──────── Source records

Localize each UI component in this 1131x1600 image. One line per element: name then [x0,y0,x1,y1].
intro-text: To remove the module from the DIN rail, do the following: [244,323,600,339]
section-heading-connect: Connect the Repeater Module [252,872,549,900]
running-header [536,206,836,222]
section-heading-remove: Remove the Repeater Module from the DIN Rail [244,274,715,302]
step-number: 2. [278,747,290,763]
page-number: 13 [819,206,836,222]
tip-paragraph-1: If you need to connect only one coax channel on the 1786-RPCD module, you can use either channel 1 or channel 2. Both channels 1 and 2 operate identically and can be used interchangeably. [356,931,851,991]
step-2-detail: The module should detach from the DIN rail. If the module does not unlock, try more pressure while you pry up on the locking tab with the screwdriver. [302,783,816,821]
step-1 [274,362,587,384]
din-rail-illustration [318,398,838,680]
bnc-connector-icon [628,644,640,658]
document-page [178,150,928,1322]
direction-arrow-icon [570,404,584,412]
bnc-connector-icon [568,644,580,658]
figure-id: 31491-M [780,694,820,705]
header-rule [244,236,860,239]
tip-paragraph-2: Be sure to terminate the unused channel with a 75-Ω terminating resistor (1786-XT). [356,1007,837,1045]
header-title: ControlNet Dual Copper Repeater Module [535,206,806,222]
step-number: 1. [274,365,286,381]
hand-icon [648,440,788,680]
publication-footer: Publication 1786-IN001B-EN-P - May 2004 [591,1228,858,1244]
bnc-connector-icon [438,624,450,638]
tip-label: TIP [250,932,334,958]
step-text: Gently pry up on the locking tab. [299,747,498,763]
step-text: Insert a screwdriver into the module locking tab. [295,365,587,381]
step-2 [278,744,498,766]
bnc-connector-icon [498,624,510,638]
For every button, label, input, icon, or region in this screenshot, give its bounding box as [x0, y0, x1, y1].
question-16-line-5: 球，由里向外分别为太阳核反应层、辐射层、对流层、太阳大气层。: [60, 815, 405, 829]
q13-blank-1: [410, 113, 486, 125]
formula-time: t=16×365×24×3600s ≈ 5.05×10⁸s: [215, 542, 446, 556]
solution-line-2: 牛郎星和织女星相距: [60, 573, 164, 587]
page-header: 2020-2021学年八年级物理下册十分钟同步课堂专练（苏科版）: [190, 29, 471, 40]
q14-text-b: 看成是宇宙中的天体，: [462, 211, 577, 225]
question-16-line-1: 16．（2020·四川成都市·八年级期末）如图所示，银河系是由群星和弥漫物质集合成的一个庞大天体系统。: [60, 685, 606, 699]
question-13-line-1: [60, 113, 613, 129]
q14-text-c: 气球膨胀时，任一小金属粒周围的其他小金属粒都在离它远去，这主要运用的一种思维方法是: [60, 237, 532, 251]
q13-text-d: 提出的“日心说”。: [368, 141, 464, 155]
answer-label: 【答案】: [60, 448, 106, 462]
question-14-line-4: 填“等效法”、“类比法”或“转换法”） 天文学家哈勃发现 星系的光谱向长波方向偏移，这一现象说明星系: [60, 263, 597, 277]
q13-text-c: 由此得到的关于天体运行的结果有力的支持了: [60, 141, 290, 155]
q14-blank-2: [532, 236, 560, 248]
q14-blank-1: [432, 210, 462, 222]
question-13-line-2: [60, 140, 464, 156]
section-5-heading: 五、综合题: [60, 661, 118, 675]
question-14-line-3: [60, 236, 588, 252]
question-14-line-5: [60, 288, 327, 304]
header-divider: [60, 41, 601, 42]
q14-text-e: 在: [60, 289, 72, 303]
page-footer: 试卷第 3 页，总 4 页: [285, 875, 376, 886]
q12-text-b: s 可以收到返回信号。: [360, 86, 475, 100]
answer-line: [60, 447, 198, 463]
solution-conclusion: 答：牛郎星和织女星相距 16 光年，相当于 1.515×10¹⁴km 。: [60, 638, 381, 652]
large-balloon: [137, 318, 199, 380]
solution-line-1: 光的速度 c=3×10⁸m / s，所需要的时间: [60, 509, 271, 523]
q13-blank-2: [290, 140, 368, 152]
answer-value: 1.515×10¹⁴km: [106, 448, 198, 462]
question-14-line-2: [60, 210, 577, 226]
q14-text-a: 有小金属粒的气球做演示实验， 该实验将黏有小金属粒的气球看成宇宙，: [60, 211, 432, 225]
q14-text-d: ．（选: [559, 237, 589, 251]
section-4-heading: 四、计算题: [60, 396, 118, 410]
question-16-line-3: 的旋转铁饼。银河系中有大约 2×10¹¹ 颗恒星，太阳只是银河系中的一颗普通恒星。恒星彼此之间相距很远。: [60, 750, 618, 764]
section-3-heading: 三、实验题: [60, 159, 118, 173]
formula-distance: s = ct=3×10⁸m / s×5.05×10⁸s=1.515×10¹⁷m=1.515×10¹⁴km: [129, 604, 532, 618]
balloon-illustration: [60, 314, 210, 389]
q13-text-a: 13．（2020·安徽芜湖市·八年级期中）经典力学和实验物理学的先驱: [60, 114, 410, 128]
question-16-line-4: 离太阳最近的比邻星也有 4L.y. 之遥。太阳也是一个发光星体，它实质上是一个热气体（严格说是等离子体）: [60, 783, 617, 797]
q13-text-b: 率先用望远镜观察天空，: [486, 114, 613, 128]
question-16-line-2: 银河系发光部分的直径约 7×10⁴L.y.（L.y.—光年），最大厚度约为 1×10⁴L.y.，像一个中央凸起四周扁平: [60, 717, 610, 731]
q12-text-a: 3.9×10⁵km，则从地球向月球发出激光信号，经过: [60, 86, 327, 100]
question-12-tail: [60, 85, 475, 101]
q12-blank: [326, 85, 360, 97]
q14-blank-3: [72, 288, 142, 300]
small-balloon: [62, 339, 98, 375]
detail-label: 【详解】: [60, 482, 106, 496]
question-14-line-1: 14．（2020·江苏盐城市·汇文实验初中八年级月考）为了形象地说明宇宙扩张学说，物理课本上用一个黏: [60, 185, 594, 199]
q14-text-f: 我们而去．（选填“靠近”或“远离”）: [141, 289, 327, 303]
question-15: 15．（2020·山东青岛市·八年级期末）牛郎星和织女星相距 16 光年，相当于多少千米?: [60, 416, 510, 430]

────────────────

__Task objective__
Reproduce every item above word for word, keeping each line in its original order and form.

__Written solution__
Localize each UI component in this 1131x1600 image. One line per element: name then [x0,y0,x1,y1].
intro-text: To remove the module from the DIN rail, do the following: [244,323,600,339]
section-heading-connect: Connect the Repeater Module [252,872,549,900]
running-header [536,206,836,222]
section-heading-remove: Remove the Repeater Module from the DIN Rail [244,274,715,302]
step-number: 2. [278,747,290,763]
page-number: 13 [819,206,836,222]
tip-paragraph-1: If you need to connect only one coax channel on the 1786-RPCD module, you can use either channel 1 or channel 2. Both channels 1 and 2 operate identically and can be used interchangeably. [356,931,851,991]
step-2-detail: The module should detach from the DIN rail. If the module does not unlock, try more pressure while you pry up on the locking tab with the screwdriver. [302,783,816,821]
step-1 [274,362,587,384]
din-rail-illustration [318,398,838,680]
bnc-connector-icon [628,644,640,658]
document-page [178,150,928,1322]
direction-arrow-icon [570,404,584,412]
bnc-connector-icon [568,644,580,658]
figure-id: 31491-M [780,694,820,705]
header-rule [244,236,860,239]
tip-paragraph-2: Be sure to terminate the unused channel with a 75-Ω terminating resistor (1786-XT). [356,1007,837,1045]
header-title: ControlNet Dual Copper Repeater Module [535,206,806,222]
step-number: 1. [274,365,286,381]
hand-icon [648,440,788,680]
publication-footer: Publication 1786-IN001B-EN-P - May 2004 [591,1228,858,1244]
bnc-connector-icon [438,624,450,638]
tip-label: TIP [250,932,334,958]
step-text: Gently pry up on the locking tab. [299,747,498,763]
step-text: Insert a screwdriver into the module locking tab. [295,365,587,381]
step-2 [278,744,498,766]
bnc-connector-icon [498,624,510,638]
For every button, label, input, icon, or region in this screenshot, give its bounding box as [x0, y0, x1, y1].
question-16-line-5: 球，由里向外分别为太阳核反应层、辐射层、对流层、太阳大气层。: [60, 815, 405, 829]
q13-blank-1: [410, 113, 486, 125]
formula-time: t=16×365×24×3600s ≈ 5.05×10⁸s: [215, 542, 446, 556]
solution-line-2: 牛郎星和织女星相距: [60, 573, 164, 587]
page-header: 2020-2021学年八年级物理下册十分钟同步课堂专练（苏科版）: [190, 29, 471, 40]
q14-text-b: 看成是宇宙中的天体，: [462, 211, 577, 225]
question-16-line-1: 16．（2020·四川成都市·八年级期末）如图所示，银河系是由群星和弥漫物质集合成的一个庞大天体系统。: [60, 685, 606, 699]
question-13-line-1: [60, 113, 613, 129]
q14-text-c: 气球膨胀时，任一小金属粒周围的其他小金属粒都在离它远去，这主要运用的一种思维方法是: [60, 237, 532, 251]
q13-text-d: 提出的“日心说”。: [368, 141, 464, 155]
answer-label: 【答案】: [60, 448, 106, 462]
question-14-line-4: 填“等效法”、“类比法”或“转换法”） 天文学家哈勃发现 星系的光谱向长波方向偏移，这一现象说明星系: [60, 263, 597, 277]
q13-text-c: 由此得到的关于天体运行的结果有力的支持了: [60, 141, 290, 155]
q14-blank-2: [532, 236, 560, 248]
q14-blank-1: [432, 210, 462, 222]
question-13-line-2: [60, 140, 464, 156]
section-5-heading: 五、综合题: [60, 661, 118, 675]
question-14-line-3: [60, 236, 588, 252]
question-14-line-5: [60, 288, 327, 304]
header-divider: [60, 41, 601, 42]
q14-text-e: 在: [60, 289, 72, 303]
page-footer: 试卷第 3 页，总 4 页: [285, 875, 376, 886]
q12-text-b: s 可以收到返回信号。: [360, 86, 475, 100]
answer-line: [60, 447, 198, 463]
solution-conclusion: 答：牛郎星和织女星相距 16 光年，相当于 1.515×10¹⁴km 。: [60, 638, 381, 652]
large-balloon: [137, 318, 199, 380]
solution-line-1: 光的速度 c=3×10⁸m / s，所需要的时间: [60, 509, 271, 523]
q13-blank-2: [290, 140, 368, 152]
answer-value: 1.515×10¹⁴km: [106, 448, 198, 462]
question-14-line-2: [60, 210, 577, 226]
q14-text-a: 有小金属粒的气球做演示实验， 该实验将黏有小金属粒的气球看成宇宙，: [60, 211, 432, 225]
q14-text-d: ．（选: [559, 237, 589, 251]
section-4-heading: 四、计算题: [60, 396, 118, 410]
question-16-line-3: 的旋转铁饼。银河系中有大约 2×10¹¹ 颗恒星，太阳只是银河系中的一颗普通恒星。恒星彼此之间相距很远。: [60, 750, 618, 764]
section-3-heading: 三、实验题: [60, 159, 118, 173]
formula-distance: s = ct=3×10⁸m / s×5.05×10⁸s=1.515×10¹⁷m=1.515×10¹⁴km: [129, 604, 532, 618]
balloon-illustration: [60, 314, 210, 389]
q13-text-a: 13．（2020·安徽芜湖市·八年级期中）经典力学和实验物理学的先驱: [60, 114, 410, 128]
question-16-line-4: 离太阳最近的比邻星也有 4L.y. 之遥。太阳也是一个发光星体，它实质上是一个热气体（严格说是等离子体）: [60, 783, 617, 797]
q13-text-b: 率先用望远镜观察天空，: [486, 114, 613, 128]
question-16-line-2: 银河系发光部分的直径约 7×10⁴L.y.（L.y.—光年），最大厚度约为 1×10⁴L.y.，像一个中央凸起四周扁平: [60, 717, 610, 731]
q12-text-a: 3.9×10⁵km，则从地球向月球发出激光信号，经过: [60, 86, 327, 100]
question-12-tail: [60, 85, 475, 101]
q12-blank: [326, 85, 360, 97]
q14-blank-3: [72, 288, 142, 300]
small-balloon: [62, 339, 98, 375]
detail-label: 【详解】: [60, 482, 106, 496]
question-14-line-1: 14．（2020·江苏盐城市·汇文实验初中八年级月考）为了形象地说明宇宙扩张学说，物理课本上用一个黏: [60, 185, 594, 199]
q14-text-f: 我们而去．（选填“靠近”或“远离”）: [141, 289, 327, 303]
question-15: 15．（2020·山东青岛市·八年级期末）牛郎星和织女星相距 16 光年，相当于多少千米?: [60, 416, 510, 430]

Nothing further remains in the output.